» **BRIEF**: Filter the records below for the word "Faculty". Keep each line that has it.

» **SOURCE DATA**:
□ □ □ □ □ □ □
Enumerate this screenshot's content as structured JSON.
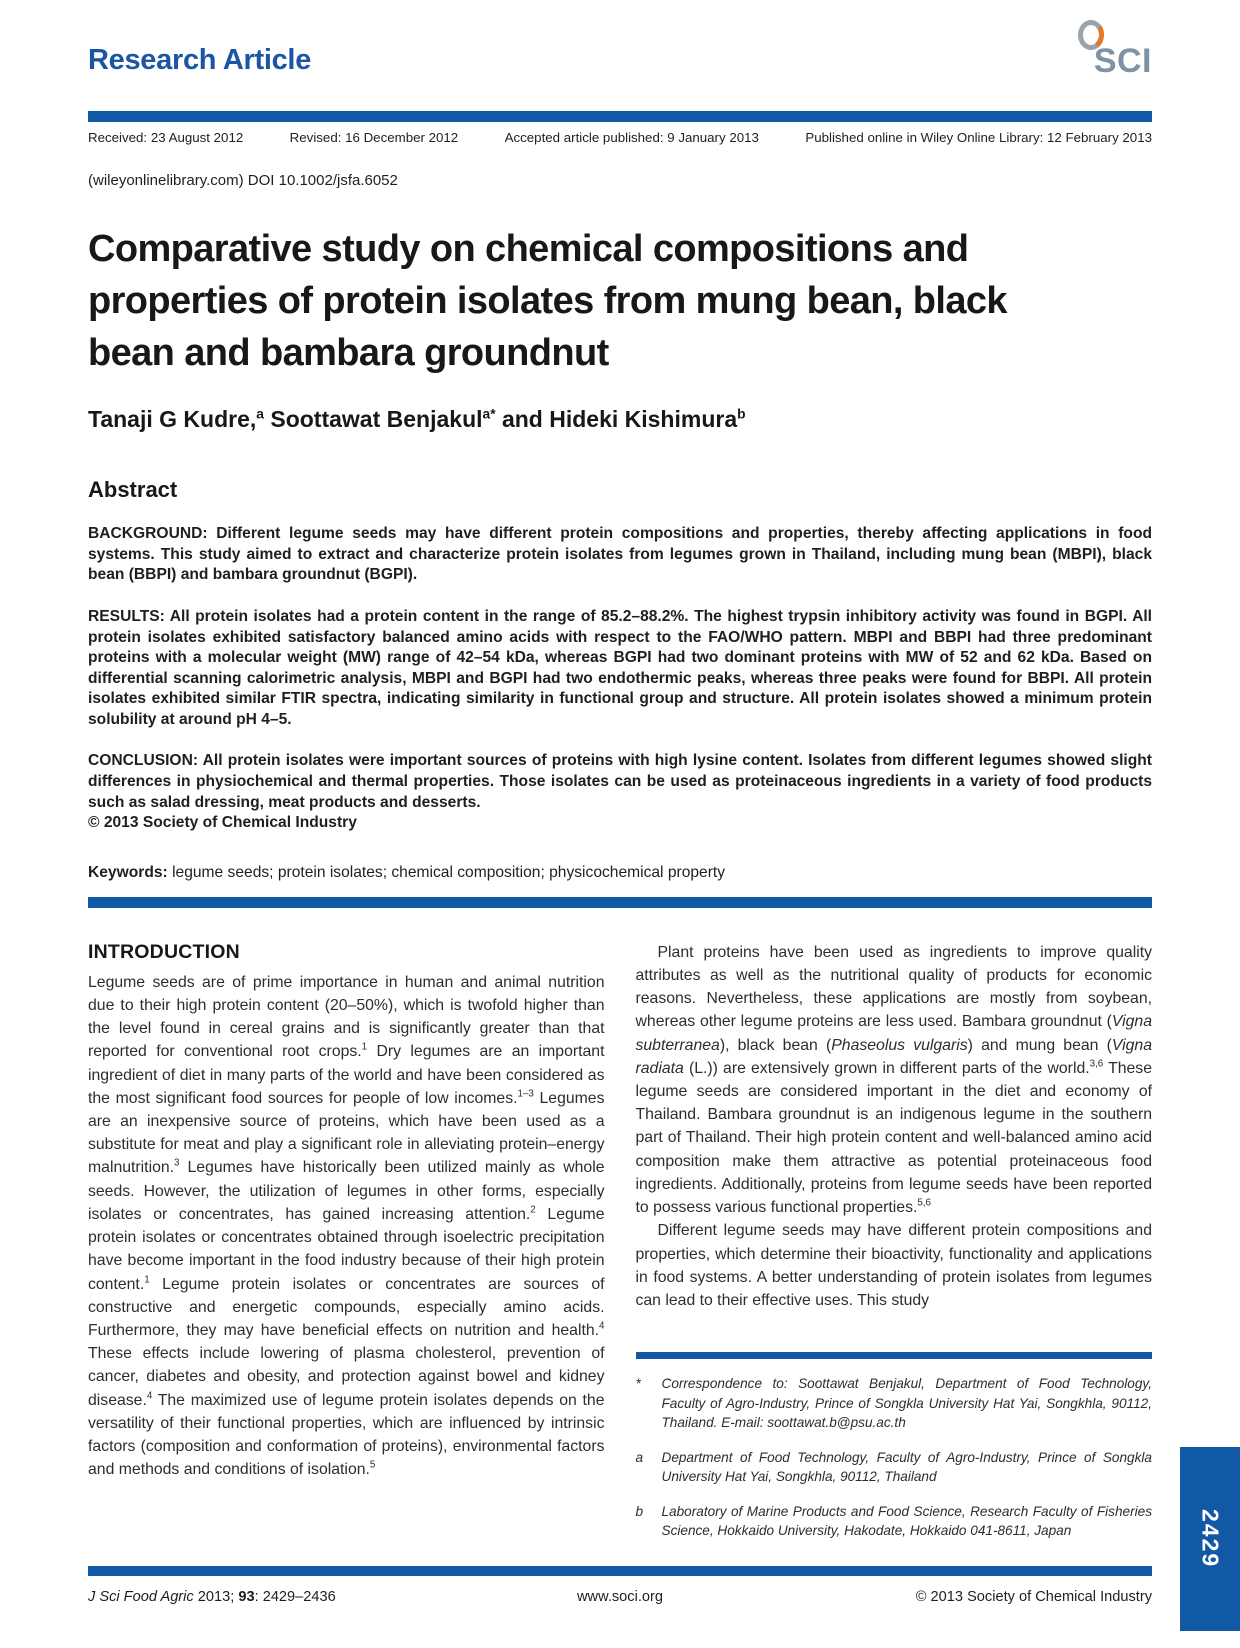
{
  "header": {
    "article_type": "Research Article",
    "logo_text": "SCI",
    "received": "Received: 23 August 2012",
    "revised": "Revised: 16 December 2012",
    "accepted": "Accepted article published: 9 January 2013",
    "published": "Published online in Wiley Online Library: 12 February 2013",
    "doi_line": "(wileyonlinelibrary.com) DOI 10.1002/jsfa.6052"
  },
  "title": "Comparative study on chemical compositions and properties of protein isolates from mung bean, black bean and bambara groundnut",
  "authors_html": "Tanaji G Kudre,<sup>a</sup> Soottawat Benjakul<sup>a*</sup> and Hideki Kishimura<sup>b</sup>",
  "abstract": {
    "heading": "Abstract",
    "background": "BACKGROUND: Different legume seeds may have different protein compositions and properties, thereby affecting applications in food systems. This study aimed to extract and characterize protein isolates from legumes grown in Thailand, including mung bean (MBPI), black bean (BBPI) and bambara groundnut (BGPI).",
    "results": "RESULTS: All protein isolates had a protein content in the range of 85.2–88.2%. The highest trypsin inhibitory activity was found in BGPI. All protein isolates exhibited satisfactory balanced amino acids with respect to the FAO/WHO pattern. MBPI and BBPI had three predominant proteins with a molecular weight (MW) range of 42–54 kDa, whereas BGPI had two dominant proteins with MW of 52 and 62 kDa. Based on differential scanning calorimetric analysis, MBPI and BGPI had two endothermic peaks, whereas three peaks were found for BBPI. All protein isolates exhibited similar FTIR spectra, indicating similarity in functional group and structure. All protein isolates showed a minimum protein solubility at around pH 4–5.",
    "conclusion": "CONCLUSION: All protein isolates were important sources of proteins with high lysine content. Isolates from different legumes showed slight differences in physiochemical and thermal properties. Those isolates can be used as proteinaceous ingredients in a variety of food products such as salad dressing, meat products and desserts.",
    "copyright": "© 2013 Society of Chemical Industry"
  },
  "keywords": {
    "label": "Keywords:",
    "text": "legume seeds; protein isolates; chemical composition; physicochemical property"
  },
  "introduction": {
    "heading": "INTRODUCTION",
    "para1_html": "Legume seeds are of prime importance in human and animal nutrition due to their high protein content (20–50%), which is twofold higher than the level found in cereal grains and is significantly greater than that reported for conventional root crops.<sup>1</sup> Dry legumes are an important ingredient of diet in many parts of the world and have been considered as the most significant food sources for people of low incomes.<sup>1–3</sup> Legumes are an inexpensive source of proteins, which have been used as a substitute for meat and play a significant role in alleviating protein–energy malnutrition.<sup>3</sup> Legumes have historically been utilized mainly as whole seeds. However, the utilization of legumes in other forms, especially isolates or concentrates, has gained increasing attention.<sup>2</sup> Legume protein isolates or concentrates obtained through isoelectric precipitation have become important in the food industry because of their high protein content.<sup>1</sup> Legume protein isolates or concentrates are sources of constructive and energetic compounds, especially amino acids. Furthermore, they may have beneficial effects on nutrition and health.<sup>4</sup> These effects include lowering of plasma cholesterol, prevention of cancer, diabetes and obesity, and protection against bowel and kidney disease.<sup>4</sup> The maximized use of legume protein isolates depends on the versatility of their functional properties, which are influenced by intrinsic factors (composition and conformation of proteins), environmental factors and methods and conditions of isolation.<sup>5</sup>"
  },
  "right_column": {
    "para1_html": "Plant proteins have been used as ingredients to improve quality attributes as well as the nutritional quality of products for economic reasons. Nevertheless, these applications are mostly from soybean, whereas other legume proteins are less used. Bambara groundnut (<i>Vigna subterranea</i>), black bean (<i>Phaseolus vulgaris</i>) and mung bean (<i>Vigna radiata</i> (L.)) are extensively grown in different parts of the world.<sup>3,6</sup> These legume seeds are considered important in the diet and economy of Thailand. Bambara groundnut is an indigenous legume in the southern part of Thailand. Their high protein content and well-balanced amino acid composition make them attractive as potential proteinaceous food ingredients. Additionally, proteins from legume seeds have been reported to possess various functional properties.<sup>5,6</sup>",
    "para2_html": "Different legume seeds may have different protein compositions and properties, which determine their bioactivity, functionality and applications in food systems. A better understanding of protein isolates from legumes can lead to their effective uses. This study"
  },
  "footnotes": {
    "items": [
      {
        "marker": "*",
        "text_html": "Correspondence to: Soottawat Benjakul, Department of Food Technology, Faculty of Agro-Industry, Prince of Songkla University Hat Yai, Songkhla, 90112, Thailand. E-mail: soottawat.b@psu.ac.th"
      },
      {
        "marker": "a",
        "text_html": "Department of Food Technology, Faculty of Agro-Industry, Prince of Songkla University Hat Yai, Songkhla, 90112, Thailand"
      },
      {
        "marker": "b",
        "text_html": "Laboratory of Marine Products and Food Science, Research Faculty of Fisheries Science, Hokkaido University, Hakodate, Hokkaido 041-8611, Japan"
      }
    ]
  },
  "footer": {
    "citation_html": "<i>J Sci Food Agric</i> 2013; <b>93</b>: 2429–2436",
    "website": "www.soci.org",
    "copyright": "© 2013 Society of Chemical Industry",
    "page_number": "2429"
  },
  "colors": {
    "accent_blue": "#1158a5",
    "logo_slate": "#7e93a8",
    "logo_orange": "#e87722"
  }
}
□ □ □ □ □ □ □
» **FINISHED EXERCISE**:
        "text_html": "Correspondence to: Soottawat Benjakul, Department of Food Technology, Faculty of Agro-Industry, Prince of Songkla University Hat Yai, Songkhla, 90112, Thailand. E-mail: soottawat.b@psu.ac.th"
        "text_html": "Department of Food Technology, Faculty of Agro-Industry, Prince of Songkla University Hat Yai, Songkhla, 90112, Thailand"
        "text_html": "Laboratory of Marine Products and Food Science, Research Faculty of Fisheries Science, Hokkaido University, Hakodate, Hokkaido 041-8611, Japan"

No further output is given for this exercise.